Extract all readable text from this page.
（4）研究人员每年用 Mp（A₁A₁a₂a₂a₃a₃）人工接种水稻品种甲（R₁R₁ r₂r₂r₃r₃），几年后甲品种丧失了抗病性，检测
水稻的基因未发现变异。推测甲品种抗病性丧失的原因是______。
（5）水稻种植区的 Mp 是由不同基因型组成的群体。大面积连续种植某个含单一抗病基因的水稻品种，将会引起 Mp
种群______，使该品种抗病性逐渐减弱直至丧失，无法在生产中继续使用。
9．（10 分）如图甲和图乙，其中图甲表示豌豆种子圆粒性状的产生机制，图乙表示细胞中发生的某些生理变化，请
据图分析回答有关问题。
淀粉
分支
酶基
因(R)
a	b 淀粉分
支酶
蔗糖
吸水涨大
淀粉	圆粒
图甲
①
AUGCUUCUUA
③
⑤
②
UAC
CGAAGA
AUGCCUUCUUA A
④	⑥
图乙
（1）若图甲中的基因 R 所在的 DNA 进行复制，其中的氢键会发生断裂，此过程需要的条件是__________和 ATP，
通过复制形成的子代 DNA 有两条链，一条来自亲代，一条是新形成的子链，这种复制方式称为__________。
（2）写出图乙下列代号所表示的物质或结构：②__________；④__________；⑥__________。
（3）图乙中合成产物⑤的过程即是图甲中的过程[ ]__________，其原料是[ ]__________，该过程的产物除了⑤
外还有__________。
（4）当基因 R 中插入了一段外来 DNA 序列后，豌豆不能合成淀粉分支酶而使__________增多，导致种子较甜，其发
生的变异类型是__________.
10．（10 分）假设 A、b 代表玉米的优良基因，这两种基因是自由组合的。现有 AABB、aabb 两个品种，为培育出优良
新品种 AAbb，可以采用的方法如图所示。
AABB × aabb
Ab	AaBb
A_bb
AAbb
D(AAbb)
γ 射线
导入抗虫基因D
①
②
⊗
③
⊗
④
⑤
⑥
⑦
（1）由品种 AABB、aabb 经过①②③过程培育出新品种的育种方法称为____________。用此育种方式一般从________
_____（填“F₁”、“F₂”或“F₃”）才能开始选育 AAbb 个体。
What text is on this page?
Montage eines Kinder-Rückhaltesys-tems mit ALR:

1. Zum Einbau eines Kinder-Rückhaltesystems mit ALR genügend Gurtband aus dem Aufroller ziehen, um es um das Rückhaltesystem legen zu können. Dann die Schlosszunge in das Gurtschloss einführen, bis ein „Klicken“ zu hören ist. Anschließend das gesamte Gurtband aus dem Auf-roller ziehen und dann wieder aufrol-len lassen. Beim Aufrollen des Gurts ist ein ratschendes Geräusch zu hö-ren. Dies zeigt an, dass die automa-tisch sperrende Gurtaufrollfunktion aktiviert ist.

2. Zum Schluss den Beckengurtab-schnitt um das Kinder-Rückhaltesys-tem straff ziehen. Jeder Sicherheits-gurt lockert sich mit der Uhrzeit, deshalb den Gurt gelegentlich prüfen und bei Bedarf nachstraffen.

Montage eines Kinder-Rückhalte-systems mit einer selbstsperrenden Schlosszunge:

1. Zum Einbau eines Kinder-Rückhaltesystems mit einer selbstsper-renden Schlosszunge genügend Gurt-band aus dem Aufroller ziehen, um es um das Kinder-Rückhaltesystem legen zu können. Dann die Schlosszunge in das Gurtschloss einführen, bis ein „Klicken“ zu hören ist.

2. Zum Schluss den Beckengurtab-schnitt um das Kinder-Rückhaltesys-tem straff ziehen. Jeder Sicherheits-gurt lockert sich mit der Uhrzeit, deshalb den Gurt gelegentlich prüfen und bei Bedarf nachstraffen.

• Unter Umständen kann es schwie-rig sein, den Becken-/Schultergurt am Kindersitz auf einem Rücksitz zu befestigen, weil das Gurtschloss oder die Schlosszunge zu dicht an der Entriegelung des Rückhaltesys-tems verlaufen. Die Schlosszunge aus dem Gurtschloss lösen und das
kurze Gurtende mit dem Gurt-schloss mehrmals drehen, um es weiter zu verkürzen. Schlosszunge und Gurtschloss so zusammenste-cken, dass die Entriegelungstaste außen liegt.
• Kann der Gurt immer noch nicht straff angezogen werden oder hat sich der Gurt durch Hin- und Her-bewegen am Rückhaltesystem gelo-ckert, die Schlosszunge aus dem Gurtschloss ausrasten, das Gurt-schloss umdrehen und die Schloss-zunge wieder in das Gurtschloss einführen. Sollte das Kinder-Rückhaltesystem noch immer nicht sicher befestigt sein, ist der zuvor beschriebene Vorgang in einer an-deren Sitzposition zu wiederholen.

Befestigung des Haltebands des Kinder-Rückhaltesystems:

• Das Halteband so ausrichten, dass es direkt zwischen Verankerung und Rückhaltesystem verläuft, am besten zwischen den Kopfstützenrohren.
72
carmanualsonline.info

Task description:
Transcribe the material exactly as it reads.

Response:
Extract all readable text from this page.
（4）研究人员每年用 Mp（A₁A₁a₂a₂a₃a₃）人工接种水稻品种甲（R₁R₁ r₂r₂r₃r₃），几年后甲品种丧失了抗病性，检测
水稻的基因未发现变异。推测甲品种抗病性丧失的原因是______。
（5）水稻种植区的 Mp 是由不同基因型组成的群体。大面积连续种植某个含单一抗病基因的水稻品种，将会引起 Mp
种群______，使该品种抗病性逐渐减弱直至丧失，无法在生产中继续使用。
9．（10 分）如图甲和图乙，其中图甲表示豌豆种子圆粒性状的产生机制，图乙表示细胞中发生的某些生理变化，请
据图分析回答有关问题。
淀粉
分支
酶基
因(R)
a	b 淀粉分
支酶
蔗糖
吸水涨大
淀粉	圆粒
图甲
①
AUGCUUCUUA
③
⑤
②
UAC
CGAAGA
AUGCCUUCUUA A
④	⑥
图乙
（1）若图甲中的基因 R 所在的 DNA 进行复制，其中的氢键会发生断裂，此过程需要的条件是__________和 ATP，
通过复制形成的子代 DNA 有两条链，一条来自亲代，一条是新形成的子链，这种复制方式称为__________。
（2）写出图乙下列代号所表示的物质或结构：②__________；④__________；⑥__________。
（3）图乙中合成产物⑤的过程即是图甲中的过程[ ]__________，其原料是[ ]__________，该过程的产物除了⑤
外还有__________。
（4）当基因 R 中插入了一段外来 DNA 序列后，豌豆不能合成淀粉分支酶而使__________增多，导致种子较甜，其发
生的变异类型是__________.
10．（10 分）假设 A、b 代表玉米的优良基因，这两种基因是自由组合的。现有 AABB、aabb 两个品种，为培育出优良
新品种 AAbb，可以采用的方法如图所示。
AABB × aabb
Ab	AaBb
A_bb
AAbb
D(AAbb)
γ 射线
导入抗虫基因D
①
②
⊗
③
⊗
④
⑤
⑥
⑦
（1）由品种 AABB、aabb 经过①②③过程培育出新品种的育种方法称为____________。用此育种方式一般从________
_____（填“F₁”、“F₂”或“F₃”）才能开始选育 AAbb 个体。
What text is on this page?
Montage eines Kinder-Rückhaltesys-tems mit ALR:

1. Zum Einbau eines Kinder-Rückhaltesystems mit ALR genügend Gurtband aus dem Aufroller ziehen, um es um das Rückhaltesystem legen zu können. Dann die Schlosszunge in das Gurtschloss einführen, bis ein „Klicken“ zu hören ist. Anschließend das gesamte Gurtband aus dem Auf-roller ziehen und dann wieder aufrol-len lassen. Beim Aufrollen des Gurts ist ein ratschendes Geräusch zu hö-ren. Dies zeigt an, dass die automa-tisch sperrende Gurtaufrollfunktion aktiviert ist.

2. Zum Schluss den Beckengurtab-schnitt um das Kinder-Rückhaltesys-tem straff ziehen. Jeder Sicherheits-gurt lockert sich mit der Uhrzeit, deshalb den Gurt gelegentlich prüfen und bei Bedarf nachstraffen.

Montage eines Kinder-Rückhalte-systems mit einer selbstsperrenden Schlosszunge:

1. Zum Einbau eines Kinder-Rückhaltesystems mit einer selbstsper-renden Schlosszunge genügend Gurt-band aus dem Aufroller ziehen, um es um das Kinder-Rückhaltesystem legen zu können. Dann die Schlosszunge in das Gurtschloss einführen, bis ein „Klicken“ zu hören ist.

2. Zum Schluss den Beckengurtab-schnitt um das Kinder-Rückhaltesys-tem straff ziehen. Jeder Sicherheits-gurt lockert sich mit der Uhrzeit, deshalb den Gurt gelegentlich prüfen und bei Bedarf nachstraffen.

• Unter Umständen kann es schwie-rig sein, den Becken-/Schultergurt am Kindersitz auf einem Rücksitz zu befestigen, weil das Gurtschloss oder die Schlosszunge zu dicht an der Entriegelung des Rückhaltesys-tems verlaufen. Die Schlosszunge aus dem Gurtschloss lösen und das
kurze Gurtende mit dem Gurt-schloss mehrmals drehen, um es weiter zu verkürzen. Schlosszunge und Gurtschloss so zusammenste-cken, dass die Entriegelungstaste außen liegt.
• Kann der Gurt immer noch nicht straff angezogen werden oder hat sich der Gurt durch Hin- und Her-bewegen am Rückhaltesystem gelo-ckert, die Schlosszunge aus dem Gurtschloss ausrasten, das Gurt-schloss umdrehen und die Schloss-zunge wieder in das Gurtschloss einführen. Sollte das Kinder-Rückhaltesystem noch immer nicht sicher befestigt sein, ist der zuvor beschriebene Vorgang in einer an-deren Sitzposition zu wiederholen.

Befestigung des Haltebands des Kinder-Rückhaltesystems:

• Das Halteband so ausrichten, dass es direkt zwischen Verankerung und Rückhaltesystem verläuft, am besten zwischen den Kopfstützenrohren.
72
carmanualsonline.info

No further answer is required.